Goal: Print the listing below exactly.

─── Dataset records ───

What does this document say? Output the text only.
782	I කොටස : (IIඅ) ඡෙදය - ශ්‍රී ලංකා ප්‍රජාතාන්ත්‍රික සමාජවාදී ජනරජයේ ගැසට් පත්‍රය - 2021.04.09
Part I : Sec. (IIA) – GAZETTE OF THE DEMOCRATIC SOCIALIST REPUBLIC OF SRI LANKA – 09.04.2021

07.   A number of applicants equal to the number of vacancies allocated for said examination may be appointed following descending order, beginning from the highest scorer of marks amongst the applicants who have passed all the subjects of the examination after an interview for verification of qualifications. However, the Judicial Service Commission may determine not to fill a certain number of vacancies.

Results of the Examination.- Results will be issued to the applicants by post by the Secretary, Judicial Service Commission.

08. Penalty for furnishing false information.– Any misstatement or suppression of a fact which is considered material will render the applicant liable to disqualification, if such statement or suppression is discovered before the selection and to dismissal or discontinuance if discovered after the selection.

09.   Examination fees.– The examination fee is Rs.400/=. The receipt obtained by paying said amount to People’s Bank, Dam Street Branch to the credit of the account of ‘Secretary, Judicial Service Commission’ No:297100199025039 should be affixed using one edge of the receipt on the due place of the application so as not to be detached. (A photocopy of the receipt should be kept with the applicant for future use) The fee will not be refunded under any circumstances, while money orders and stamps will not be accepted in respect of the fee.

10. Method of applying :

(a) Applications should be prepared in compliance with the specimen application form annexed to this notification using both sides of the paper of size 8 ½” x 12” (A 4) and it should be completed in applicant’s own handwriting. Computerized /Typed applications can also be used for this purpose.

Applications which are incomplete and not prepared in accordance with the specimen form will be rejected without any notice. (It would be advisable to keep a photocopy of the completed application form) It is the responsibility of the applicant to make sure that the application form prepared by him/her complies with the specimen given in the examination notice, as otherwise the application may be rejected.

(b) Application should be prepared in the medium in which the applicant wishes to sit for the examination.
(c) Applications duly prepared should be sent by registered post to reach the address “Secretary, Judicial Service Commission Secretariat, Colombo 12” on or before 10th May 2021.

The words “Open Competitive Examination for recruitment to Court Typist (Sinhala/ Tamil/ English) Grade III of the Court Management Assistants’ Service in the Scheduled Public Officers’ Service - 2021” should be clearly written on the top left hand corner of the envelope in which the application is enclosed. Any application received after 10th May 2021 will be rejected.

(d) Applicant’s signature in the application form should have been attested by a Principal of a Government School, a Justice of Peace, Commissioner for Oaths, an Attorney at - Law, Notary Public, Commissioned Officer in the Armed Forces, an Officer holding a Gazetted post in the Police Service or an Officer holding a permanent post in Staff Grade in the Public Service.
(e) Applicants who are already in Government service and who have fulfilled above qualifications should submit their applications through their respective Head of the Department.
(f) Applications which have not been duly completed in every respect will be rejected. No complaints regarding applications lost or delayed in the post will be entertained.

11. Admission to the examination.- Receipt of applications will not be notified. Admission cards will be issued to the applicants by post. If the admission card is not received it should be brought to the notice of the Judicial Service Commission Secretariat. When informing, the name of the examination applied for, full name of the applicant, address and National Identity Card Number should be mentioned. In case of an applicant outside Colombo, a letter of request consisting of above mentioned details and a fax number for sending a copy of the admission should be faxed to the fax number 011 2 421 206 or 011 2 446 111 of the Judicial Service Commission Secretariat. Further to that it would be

───

Result of the exercise:
What does this document say? Output the text only.
782	I කොටස : (IIඅ) ඡෙදය - ශ්‍රී ලංකා ප්‍රජාතාන්ත්‍රික සමාජවාදී ජනරජයේ ගැසට් පත්‍රය - 2021.04.09
Part I : Sec. (IIA) – GAZETTE OF THE DEMOCRATIC SOCIALIST REPUBLIC OF SRI LANKA – 09.04.2021

07.   A number of applicants equal to the number of vacancies allocated for said examination may be appointed following descending order, beginning from the highest scorer of marks amongst the applicants who have passed all the subjects of the examination after an interview for verification of qualifications. However, the Judicial Service Commission may determine not to fill a certain number of vacancies.

Results of the Examination.- Results will be issued to the applicants by post by the Secretary, Judicial Service Commission.

08. Penalty for furnishing false information.– Any misstatement or suppression of a fact which is considered material will render the applicant liable to disqualification, if such statement or suppression is discovered before the selection and to dismissal or discontinuance if discovered after the selection.

09.   Examination fees.– The examination fee is Rs.400/=. The receipt obtained by paying said amount to People’s Bank, Dam Street Branch to the credit of the account of ‘Secretary, Judicial Service Commission’ No:297100199025039 should be affixed using one edge of the receipt on the due place of the application so as not to be detached. (A photocopy of the receipt should be kept with the applicant for future use) The fee will not be refunded under any circumstances, while money orders and stamps will not be accepted in respect of the fee.

10. Method of applying :

(a) Applications should be prepared in compliance with the specimen application form annexed to this notification using both sides of the paper of size 8 ½” x 12” (A 4) and it should be completed in applicant’s own handwriting. Computerized /Typed applications can also be used for this purpose.

Applications which are incomplete and not prepared in accordance with the specimen form will be rejected without any notice. (It would be advisable to keep a photocopy of the completed application form) It is the responsibility of the applicant to make sure that the application form prepared by him/her complies with the specimen given in the examination notice, as otherwise the application may be rejected.

(b) Application should be prepared in the medium in which the applicant wishes to sit for the examination.
(c) Applications duly prepared should be sent by registered post to reach the address “Secretary, Judicial Service Commission Secretariat, Colombo 12” on or before 10th May 2021.

The words “Open Competitive Examination for recruitment to Court Typist (Sinhala/ Tamil/ English) Grade III of the Court Management Assistants’ Service in the Scheduled Public Officers’ Service - 2021” should be clearly written on the top left hand corner of the envelope in which the application is enclosed. Any application received after 10th May 2021 will be rejected.

(d) Applicant’s signature in the application form should have been attested by a Principal of a Government School, a Justice of Peace, Commissioner for Oaths, an Attorney at - Law, Notary Public, Commissioned Officer in the Armed Forces, an Officer holding a Gazetted post in the Police Service or an Officer holding a permanent post in Staff Grade in the Public Service.
(e) Applicants who are already in Government service and who have fulfilled above qualifications should submit their applications through their respective Head of the Department.
(f) Applications which have not been duly completed in every respect will be rejected. No complaints regarding applications lost or delayed in the post will be entertained.

11. Admission to the examination.- Receipt of applications will not be notified. Admission cards will be issued to the applicants by post. If the admission card is not received it should be brought to the notice of the Judicial Service Commission Secretariat. When informing, the name of the examination applied for, full name of the applicant, address and National Identity Card Number should be mentioned. In case of an applicant outside Colombo, a letter of request consisting of above mentioned details and a fax number for sending a copy of the admission should be faxed to the fax number 011 2 421 206 or 011 2 446 111 of the Judicial Service Commission Secretariat. Further to that it would be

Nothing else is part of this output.